**TASK INPUT:**
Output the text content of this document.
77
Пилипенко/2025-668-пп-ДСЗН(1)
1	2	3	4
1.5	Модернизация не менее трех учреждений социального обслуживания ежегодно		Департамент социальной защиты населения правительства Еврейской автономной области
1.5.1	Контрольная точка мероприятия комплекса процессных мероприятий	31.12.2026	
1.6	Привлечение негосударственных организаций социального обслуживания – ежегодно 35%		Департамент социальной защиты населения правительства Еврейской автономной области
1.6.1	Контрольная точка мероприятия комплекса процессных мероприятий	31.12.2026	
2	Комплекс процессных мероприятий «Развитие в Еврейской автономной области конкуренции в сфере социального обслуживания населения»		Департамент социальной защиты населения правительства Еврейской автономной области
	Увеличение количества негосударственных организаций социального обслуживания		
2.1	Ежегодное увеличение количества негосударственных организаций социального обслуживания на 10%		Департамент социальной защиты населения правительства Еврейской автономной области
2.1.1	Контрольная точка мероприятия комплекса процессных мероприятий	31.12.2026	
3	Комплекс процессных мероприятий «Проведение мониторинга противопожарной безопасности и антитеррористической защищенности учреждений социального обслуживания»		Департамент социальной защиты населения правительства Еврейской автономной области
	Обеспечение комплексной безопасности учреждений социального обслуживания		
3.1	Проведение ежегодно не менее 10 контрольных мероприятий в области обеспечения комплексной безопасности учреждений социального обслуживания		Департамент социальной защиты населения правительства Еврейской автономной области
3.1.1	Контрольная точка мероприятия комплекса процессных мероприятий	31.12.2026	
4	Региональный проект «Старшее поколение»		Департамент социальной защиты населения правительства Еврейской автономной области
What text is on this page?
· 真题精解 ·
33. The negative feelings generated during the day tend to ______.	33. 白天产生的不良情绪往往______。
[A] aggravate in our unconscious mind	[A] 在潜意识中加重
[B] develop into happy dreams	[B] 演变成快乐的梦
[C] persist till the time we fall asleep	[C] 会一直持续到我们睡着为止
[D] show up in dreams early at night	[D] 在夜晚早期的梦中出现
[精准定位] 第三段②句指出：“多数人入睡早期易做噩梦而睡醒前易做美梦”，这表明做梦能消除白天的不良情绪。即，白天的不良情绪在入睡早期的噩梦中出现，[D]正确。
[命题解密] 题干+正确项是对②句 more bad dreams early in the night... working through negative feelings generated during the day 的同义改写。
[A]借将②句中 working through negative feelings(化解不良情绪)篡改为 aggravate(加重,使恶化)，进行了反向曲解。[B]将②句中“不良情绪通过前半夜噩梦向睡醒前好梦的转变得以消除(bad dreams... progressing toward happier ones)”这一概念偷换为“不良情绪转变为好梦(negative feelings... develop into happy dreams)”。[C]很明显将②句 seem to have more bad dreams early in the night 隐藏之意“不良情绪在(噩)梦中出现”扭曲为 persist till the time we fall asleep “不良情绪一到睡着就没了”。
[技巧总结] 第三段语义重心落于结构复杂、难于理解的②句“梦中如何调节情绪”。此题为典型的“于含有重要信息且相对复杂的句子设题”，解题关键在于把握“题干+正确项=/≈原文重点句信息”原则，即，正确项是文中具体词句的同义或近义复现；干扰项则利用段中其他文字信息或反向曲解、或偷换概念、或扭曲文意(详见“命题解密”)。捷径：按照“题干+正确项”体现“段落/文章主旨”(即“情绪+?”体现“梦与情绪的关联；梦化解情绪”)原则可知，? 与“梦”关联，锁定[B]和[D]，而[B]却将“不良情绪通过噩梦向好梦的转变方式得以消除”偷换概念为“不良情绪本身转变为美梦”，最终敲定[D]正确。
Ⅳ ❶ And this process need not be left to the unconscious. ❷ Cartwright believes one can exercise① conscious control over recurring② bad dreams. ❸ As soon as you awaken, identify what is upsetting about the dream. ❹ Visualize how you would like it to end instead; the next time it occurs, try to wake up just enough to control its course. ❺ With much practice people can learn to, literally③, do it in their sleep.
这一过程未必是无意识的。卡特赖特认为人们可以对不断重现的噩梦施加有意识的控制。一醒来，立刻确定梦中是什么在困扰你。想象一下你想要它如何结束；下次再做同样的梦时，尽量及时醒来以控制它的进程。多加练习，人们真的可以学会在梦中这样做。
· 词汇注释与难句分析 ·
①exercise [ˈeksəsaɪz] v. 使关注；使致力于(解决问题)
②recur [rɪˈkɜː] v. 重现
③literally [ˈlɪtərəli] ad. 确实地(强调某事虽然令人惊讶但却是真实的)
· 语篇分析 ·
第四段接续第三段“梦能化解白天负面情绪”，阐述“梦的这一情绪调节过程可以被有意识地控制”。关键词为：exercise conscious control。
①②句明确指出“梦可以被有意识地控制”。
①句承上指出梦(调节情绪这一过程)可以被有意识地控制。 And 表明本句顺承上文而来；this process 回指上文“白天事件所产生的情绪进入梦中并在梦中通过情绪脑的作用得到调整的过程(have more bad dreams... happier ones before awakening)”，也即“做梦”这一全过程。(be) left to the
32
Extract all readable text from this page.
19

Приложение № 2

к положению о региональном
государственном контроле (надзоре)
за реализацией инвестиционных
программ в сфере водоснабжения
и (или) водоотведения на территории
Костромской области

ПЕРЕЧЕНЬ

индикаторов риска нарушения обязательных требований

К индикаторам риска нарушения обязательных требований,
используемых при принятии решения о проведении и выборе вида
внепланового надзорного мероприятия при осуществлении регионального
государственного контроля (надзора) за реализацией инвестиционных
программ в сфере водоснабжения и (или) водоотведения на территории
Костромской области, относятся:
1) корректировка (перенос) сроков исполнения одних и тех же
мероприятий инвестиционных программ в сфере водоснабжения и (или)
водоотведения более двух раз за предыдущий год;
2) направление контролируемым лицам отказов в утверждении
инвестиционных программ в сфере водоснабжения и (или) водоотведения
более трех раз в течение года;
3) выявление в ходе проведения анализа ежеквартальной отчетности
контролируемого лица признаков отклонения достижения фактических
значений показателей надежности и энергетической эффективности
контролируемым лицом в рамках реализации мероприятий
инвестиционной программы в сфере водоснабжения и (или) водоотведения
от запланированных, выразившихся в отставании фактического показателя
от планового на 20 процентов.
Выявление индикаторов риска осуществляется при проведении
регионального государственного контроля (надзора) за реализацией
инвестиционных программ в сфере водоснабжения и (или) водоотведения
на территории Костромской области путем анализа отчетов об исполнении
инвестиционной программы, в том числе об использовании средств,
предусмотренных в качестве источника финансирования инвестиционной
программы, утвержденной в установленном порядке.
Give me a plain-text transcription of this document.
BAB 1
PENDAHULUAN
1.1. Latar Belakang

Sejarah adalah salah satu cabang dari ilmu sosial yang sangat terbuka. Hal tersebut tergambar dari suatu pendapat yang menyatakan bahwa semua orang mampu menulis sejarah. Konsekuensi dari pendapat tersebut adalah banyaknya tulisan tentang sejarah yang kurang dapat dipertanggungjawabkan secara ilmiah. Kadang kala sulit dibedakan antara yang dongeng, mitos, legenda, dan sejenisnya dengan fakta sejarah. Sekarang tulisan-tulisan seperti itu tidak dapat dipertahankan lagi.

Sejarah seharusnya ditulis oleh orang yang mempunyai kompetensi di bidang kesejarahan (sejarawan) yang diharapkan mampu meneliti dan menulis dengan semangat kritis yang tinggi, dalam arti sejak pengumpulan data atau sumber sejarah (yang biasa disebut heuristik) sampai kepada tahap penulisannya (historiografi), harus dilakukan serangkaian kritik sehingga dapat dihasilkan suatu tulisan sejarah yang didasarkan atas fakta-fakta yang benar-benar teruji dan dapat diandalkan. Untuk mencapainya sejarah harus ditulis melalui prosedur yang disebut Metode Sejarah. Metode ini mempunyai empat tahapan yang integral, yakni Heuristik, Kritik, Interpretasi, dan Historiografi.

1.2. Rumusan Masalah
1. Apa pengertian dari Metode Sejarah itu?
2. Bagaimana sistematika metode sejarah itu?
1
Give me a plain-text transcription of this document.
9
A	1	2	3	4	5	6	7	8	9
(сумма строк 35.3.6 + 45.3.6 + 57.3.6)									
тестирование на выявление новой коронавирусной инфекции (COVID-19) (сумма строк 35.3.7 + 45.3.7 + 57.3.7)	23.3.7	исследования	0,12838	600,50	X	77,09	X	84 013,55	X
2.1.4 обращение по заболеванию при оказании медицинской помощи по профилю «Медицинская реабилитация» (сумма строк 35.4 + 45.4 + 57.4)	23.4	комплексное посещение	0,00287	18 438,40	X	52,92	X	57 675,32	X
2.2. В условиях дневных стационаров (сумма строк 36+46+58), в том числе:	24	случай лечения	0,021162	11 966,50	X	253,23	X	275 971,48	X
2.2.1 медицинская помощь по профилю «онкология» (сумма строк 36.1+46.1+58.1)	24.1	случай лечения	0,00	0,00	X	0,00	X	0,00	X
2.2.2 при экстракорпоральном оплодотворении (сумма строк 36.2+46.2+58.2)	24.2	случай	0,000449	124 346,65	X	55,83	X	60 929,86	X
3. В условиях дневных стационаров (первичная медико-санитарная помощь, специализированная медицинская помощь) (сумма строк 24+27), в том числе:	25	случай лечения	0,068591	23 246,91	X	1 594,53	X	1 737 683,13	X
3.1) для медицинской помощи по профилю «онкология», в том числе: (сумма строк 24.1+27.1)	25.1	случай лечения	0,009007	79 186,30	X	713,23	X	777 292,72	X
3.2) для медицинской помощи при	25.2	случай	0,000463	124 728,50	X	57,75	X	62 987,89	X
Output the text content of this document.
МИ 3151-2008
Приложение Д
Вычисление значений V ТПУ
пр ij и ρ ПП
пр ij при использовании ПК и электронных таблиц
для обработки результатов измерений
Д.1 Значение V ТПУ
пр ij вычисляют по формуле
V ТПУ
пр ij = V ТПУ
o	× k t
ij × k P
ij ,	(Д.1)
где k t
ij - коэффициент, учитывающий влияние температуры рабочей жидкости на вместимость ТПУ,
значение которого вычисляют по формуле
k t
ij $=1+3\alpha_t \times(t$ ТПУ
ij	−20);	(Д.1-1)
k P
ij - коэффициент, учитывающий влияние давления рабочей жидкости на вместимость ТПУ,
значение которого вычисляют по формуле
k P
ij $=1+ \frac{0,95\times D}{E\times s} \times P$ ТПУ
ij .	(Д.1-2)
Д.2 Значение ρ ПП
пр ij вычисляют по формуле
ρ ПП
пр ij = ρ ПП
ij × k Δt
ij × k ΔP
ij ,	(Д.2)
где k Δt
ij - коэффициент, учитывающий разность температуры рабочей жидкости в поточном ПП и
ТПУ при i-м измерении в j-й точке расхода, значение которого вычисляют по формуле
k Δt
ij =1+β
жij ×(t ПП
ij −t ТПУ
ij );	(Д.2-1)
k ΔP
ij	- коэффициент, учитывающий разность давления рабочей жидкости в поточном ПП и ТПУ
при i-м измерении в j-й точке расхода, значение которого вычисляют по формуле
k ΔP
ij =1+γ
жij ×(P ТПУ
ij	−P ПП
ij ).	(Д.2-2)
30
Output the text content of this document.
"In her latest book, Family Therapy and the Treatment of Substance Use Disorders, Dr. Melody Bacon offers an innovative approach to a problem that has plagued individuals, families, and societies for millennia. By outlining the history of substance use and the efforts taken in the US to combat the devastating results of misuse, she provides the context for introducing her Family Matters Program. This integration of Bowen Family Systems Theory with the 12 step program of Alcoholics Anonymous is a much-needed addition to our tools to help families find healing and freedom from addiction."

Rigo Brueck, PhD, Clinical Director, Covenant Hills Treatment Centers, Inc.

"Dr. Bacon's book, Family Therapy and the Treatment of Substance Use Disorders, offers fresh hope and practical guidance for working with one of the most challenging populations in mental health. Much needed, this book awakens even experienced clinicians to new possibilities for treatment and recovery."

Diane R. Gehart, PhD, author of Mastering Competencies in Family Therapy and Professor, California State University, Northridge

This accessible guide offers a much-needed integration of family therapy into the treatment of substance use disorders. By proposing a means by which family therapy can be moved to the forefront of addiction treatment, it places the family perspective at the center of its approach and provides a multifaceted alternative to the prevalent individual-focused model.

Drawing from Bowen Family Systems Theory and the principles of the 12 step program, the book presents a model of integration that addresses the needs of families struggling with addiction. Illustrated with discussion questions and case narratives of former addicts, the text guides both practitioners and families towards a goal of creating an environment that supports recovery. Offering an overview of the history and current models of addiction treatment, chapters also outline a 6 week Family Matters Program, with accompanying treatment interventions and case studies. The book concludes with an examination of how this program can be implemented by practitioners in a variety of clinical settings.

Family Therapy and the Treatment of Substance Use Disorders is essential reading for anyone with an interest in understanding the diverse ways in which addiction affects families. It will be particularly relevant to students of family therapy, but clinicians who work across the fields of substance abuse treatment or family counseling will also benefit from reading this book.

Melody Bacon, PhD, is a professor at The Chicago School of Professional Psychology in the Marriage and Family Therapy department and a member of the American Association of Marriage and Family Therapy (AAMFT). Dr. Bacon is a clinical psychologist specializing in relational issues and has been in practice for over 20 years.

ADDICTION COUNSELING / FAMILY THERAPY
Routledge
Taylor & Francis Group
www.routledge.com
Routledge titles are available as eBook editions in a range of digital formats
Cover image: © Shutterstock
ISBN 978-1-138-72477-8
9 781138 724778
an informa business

**DESCRIPTION OF THE TASK:** Copy out every line from the records that has the word "расхода".

**TASK OUTPUT:**
ТПУ при i-м измерении в j-й точке расхода, значение которого вычисляют по формуле
при i-м измерении в j-й точке расхода, значение которого вычисляют по формуле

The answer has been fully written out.